# Start of Data to process

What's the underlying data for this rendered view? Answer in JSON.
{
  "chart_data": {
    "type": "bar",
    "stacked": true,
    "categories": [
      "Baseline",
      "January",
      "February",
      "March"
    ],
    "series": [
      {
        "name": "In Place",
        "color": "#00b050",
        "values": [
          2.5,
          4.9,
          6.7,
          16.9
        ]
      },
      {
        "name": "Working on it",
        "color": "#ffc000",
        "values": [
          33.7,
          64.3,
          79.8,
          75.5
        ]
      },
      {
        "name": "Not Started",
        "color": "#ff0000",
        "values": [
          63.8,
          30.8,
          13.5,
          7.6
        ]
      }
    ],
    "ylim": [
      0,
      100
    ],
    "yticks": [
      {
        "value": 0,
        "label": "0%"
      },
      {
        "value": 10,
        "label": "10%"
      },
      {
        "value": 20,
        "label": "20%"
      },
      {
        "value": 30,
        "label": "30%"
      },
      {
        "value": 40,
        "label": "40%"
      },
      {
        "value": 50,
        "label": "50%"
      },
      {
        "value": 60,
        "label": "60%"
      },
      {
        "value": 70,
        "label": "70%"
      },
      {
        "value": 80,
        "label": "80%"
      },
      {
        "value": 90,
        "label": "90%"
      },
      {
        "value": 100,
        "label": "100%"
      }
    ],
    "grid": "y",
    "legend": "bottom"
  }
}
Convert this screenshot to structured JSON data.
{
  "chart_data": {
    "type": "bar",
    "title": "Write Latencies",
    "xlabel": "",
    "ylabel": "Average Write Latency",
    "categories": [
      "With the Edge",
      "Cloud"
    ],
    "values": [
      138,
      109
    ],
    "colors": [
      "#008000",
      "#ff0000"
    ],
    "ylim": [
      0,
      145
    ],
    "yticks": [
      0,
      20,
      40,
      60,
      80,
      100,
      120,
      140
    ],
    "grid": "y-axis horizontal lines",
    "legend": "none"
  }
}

# End of Data to process

» Aim: Locate the string "JSON" in the listing above and copy every line where it occurs.

» In response:
What's the underlying data for this rendered view? Answer in JSON.
Convert this screenshot to structured JSON data.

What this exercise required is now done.